## start

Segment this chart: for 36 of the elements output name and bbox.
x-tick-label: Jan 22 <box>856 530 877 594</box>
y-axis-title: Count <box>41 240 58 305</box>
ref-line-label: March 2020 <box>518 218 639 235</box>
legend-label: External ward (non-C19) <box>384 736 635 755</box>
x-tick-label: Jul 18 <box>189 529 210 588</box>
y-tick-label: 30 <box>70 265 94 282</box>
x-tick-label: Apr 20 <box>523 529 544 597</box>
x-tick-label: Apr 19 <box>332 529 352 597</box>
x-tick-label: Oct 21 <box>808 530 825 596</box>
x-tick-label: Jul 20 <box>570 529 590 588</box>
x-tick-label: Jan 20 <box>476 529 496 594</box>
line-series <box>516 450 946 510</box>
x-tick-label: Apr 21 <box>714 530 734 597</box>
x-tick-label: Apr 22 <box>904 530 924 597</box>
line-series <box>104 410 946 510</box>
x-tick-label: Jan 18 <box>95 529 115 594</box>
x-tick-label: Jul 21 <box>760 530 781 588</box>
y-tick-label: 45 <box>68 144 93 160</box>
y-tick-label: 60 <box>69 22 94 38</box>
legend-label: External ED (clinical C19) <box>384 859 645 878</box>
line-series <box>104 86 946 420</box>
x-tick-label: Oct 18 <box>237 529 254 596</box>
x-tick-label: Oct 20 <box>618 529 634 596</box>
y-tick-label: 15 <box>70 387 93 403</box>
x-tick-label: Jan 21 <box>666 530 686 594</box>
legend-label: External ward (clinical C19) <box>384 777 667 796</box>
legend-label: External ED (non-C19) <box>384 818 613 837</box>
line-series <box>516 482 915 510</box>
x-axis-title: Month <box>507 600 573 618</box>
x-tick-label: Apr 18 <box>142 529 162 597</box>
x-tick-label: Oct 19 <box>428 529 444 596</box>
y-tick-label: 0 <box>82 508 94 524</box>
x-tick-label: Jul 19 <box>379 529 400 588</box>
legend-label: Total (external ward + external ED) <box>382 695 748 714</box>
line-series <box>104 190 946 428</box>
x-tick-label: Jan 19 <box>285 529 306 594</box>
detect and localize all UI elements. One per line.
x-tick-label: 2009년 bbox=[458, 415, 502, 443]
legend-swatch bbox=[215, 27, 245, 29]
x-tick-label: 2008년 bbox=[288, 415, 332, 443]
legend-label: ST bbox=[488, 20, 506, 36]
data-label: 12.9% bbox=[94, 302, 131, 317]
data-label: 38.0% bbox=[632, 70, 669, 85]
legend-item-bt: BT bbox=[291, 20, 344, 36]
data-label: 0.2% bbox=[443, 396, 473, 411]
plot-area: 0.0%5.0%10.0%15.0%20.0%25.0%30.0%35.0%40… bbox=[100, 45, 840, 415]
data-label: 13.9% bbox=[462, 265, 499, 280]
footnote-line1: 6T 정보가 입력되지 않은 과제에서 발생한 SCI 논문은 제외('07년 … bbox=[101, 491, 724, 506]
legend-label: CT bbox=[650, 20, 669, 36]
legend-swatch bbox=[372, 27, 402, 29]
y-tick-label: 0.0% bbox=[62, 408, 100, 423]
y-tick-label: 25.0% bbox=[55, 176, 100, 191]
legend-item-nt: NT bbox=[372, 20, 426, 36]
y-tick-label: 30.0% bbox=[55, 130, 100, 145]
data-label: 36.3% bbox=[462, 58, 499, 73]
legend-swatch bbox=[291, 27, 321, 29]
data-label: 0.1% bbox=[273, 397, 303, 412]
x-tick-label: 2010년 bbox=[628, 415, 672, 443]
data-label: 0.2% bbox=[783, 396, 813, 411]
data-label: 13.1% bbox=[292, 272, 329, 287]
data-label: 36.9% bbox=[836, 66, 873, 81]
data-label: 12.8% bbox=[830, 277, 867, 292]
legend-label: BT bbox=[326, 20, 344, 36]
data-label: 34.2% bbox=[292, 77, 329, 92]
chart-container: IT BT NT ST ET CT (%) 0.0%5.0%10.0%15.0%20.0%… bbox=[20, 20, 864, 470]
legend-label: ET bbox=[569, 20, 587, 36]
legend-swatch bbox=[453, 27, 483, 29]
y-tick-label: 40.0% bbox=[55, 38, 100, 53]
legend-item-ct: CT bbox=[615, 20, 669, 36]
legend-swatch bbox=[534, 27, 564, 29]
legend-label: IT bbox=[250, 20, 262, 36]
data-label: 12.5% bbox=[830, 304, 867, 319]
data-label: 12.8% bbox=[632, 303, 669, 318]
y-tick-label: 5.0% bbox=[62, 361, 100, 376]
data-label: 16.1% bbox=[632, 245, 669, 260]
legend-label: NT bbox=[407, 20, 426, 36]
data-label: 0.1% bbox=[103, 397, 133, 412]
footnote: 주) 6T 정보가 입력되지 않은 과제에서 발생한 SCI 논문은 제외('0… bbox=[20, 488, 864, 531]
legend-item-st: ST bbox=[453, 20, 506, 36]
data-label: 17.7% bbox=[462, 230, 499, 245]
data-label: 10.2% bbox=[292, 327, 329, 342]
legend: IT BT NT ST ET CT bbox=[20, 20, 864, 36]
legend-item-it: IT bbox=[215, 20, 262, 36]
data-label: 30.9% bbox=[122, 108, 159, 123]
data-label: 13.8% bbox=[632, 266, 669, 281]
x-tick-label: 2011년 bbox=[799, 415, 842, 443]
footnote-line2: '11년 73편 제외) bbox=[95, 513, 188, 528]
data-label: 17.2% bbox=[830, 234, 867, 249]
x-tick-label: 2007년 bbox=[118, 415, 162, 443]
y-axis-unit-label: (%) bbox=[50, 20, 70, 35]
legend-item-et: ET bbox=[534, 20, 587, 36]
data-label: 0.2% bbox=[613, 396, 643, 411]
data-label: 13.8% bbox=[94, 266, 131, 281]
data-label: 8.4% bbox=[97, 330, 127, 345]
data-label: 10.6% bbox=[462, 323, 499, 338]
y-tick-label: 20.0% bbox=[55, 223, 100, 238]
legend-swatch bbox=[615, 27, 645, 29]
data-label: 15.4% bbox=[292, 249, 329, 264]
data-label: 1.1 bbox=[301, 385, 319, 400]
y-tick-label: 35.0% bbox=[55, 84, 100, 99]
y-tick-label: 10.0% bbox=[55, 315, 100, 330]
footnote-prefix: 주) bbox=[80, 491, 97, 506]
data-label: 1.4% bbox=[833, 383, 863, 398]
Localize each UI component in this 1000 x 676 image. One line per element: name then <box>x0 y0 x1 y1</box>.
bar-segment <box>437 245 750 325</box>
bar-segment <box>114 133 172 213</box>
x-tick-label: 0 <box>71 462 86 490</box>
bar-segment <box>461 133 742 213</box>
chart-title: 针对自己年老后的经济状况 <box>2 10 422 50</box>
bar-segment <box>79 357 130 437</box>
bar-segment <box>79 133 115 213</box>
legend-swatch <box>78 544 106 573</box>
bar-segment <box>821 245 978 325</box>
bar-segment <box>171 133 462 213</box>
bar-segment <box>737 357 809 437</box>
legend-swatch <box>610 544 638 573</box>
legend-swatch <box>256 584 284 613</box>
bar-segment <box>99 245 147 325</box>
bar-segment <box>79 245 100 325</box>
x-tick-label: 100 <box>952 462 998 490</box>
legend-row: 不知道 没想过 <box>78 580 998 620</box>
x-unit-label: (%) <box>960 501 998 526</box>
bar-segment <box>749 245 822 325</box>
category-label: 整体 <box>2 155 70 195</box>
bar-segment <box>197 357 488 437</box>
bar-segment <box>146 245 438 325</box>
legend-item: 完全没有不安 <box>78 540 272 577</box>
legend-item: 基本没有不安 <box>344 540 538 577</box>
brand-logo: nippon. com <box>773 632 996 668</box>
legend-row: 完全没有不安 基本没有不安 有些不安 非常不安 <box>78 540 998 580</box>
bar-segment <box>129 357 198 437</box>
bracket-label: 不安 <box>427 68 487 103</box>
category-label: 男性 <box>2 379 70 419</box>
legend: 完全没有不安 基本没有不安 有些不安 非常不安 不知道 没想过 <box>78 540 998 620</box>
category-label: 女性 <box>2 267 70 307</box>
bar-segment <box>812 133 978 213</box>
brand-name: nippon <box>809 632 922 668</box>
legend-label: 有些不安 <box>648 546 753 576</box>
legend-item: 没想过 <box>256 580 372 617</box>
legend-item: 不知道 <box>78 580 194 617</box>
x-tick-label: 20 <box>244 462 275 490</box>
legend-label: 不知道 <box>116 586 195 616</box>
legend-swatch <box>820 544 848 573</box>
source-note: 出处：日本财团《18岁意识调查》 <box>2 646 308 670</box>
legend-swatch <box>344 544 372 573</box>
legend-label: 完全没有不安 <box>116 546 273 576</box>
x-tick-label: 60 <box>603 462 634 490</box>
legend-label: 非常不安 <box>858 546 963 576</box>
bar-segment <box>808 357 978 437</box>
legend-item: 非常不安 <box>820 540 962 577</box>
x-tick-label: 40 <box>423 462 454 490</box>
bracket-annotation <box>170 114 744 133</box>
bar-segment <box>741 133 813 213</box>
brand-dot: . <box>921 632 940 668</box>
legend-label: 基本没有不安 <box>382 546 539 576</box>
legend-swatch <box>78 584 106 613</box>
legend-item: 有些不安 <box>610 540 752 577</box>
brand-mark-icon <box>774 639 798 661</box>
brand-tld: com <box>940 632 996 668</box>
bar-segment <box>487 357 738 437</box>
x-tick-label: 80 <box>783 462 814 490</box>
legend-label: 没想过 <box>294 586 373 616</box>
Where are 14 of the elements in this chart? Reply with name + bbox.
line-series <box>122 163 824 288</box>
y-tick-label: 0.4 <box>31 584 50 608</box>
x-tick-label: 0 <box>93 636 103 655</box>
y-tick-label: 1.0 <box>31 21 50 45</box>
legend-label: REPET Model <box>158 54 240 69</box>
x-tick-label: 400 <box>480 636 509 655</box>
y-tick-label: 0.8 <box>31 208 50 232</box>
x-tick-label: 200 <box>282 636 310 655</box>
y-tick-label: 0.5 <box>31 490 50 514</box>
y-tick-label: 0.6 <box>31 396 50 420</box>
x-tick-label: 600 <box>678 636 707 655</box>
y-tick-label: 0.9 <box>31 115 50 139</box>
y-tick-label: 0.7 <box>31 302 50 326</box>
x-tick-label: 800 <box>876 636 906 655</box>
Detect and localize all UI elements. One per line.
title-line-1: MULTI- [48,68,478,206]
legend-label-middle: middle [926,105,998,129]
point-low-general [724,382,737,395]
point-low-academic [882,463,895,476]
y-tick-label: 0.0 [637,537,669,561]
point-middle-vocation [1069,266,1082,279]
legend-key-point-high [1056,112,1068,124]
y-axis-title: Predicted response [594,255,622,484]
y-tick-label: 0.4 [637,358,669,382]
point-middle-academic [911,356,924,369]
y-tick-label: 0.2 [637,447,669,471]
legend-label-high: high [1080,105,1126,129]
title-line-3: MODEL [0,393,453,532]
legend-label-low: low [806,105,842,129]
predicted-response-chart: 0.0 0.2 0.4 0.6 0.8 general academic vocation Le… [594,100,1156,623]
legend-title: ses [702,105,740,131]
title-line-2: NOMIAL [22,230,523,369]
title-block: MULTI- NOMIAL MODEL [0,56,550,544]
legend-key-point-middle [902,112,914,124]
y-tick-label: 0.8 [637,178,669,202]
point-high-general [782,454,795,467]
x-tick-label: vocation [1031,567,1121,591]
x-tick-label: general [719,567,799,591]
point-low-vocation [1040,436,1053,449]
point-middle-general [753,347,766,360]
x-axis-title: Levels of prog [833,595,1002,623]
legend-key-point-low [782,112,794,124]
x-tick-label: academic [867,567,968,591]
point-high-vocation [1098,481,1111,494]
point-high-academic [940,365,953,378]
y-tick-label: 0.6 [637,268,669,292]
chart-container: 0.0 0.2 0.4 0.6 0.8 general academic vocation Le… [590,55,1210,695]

## end

- The problem
Starting at the first line of the records and ending with the line that contains "ref-line-label: March 2020", rewrite those lines with "Count" changed to "Frequency". Leave everything else as it is.

- Finished task
Segment this chart: for 36 of the elements output name and bbox.
x-tick-label: Jan 22 <box>856 530 877 594</box>
y-axis-title: Frequency <box>41 240 58 305</box>
ref-line-label: March 2020 <box>518 218 639 235</box>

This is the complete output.